SUPPLIED DATA:

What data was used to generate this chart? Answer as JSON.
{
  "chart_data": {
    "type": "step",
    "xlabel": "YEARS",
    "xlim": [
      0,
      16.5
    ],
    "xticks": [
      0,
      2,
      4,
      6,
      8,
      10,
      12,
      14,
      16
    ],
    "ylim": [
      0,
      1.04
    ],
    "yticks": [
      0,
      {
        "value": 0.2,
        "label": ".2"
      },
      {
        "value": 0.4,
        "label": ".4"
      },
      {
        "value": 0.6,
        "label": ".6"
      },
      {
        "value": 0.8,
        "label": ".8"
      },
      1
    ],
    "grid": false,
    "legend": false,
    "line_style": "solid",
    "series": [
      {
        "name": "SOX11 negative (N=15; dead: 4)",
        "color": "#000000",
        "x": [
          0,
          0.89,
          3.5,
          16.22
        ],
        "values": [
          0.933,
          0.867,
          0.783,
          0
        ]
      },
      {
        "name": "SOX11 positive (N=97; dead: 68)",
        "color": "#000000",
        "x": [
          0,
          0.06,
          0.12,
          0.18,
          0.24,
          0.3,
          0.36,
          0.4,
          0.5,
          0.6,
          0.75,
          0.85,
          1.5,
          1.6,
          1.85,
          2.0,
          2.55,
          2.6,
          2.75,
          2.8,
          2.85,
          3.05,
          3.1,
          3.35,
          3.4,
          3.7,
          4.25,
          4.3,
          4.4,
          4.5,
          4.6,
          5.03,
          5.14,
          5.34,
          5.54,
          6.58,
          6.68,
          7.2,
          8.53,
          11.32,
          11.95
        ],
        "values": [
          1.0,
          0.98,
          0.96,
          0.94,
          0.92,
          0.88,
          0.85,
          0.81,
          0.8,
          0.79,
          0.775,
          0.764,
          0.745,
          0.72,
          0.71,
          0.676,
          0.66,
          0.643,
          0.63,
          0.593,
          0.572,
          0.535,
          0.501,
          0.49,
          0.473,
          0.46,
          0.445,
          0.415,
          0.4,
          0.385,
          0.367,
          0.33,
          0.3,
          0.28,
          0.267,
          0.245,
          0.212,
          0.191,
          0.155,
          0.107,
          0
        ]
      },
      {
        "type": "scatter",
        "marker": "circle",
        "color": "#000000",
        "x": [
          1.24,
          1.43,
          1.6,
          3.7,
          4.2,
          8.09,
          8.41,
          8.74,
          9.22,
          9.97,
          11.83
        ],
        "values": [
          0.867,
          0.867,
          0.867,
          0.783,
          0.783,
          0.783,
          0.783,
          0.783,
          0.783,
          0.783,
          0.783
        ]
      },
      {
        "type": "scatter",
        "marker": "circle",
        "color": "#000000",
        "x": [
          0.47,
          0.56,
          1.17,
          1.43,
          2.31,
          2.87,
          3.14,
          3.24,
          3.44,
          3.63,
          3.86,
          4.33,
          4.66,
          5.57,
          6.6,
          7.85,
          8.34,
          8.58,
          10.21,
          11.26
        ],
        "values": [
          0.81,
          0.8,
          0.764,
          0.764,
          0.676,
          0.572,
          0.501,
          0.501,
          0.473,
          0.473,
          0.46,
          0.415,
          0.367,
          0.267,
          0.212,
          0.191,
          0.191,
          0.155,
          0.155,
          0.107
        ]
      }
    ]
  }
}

INSTRUCTION: The records above must be repeated exactly, every one of them.

FINISHED EXERCISE:
What data was used to generate this chart? Answer as JSON.
{
  "chart_data": {
    "type": "step",
    "xlabel": "YEARS",
    "xlim": [
      0,
      16.5
    ],
    "xticks": [
      0,
      2,
      4,
      6,
      8,
      10,
      12,
      14,
      16
    ],
    "ylim": [
      0,
      1.04
    ],
    "yticks": [
      0,
      {
        "value": 0.2,
        "label": ".2"
      },
      {
        "value": 0.4,
        "label": ".4"
      },
      {
        "value": 0.6,
        "label": ".6"
      },
      {
        "value": 0.8,
        "label": ".8"
      },
      1
    ],
    "grid": false,
    "legend": false,
    "line_style": "solid",
    "series": [
      {
        "name": "SOX11 negative (N=15; dead: 4)",
        "color": "#000000",
        "x": [
          0,
          0.89,
          3.5,
          16.22
        ],
        "values": [
          0.933,
          0.867,
          0.783,
          0
        ]
      },
      {
        "name": "SOX11 positive (N=97; dead: 68)",
        "color": "#000000",
        "x": [
          0,
          0.06,
          0.12,
          0.18,
          0.24,
          0.3,
          0.36,
          0.4,
          0.5,
          0.6,
          0.75,
          0.85,
          1.5,
          1.6,
          1.85,
          2.0,
          2.55,
          2.6,
          2.75,
          2.8,
          2.85,
          3.05,
          3.1,
          3.35,
          3.4,
          3.7,
          4.25,
          4.3,
          4.4,
          4.5,
          4.6,
          5.03,
          5.14,
          5.34,
          5.54,
          6.58,
          6.68,
          7.2,
          8.53,
          11.32,
          11.95
        ],
        "values": [
          1.0,
          0.98,
          0.96,
          0.94,
          0.92,
          0.88,
          0.85,
          0.81,
          0.8,
          0.79,
          0.775,
          0.764,
          0.745,
          0.72,
          0.71,
          0.676,
          0.66,
          0.643,
          0.63,
          0.593,
          0.572,
          0.535,
          0.501,
          0.49,
          0.473,
          0.46,
          0.445,
          0.415,
          0.4,
          0.385,
          0.367,
          0.33,
          0.3,
          0.28,
          0.267,
          0.245,
          0.212,
          0.191,
          0.155,
          0.107,
          0
        ]
      },
      {
        "type": "scatter",
        "marker": "circle",
        "color": "#000000",
        "x": [
          1.24,
          1.43,
          1.6,
          3.7,
          4.2,
          8.09,
          8.41,
          8.74,
          9.22,
          9.97,
          11.83
        ],
        "values": [
          0.867,
          0.867,
          0.867,
          0.783,
          0.783,
          0.783,
          0.783,
          0.783,
          0.783,
          0.783,
          0.783
        ]
      },
      {
        "type": "scatter",
        "marker": "circle",
        "color": "#000000",
        "x": [
          0.47,
          0.56,
          1.17,
          1.43,
          2.31,
          2.87,
          3.14,
          3.24,
          3.44,
          3.63,
          3.86,
          4.33,
          4.66,
          5.57,
          6.6,
          7.85,
          8.34,
          8.58,
          10.21,
          11.26
        ],
        "values": [
          0.81,
          0.8,
          0.764,
          0.764,
          0.676,
          0.572,
          0.501,
          0.501,
          0.473,
          0.473,
          0.46,
          0.415,
          0.367,
          0.267,
          0.212,
          0.191,
          0.191,
          0.155,
          0.155,
          0.107
        ]
      }
    ]
  }
}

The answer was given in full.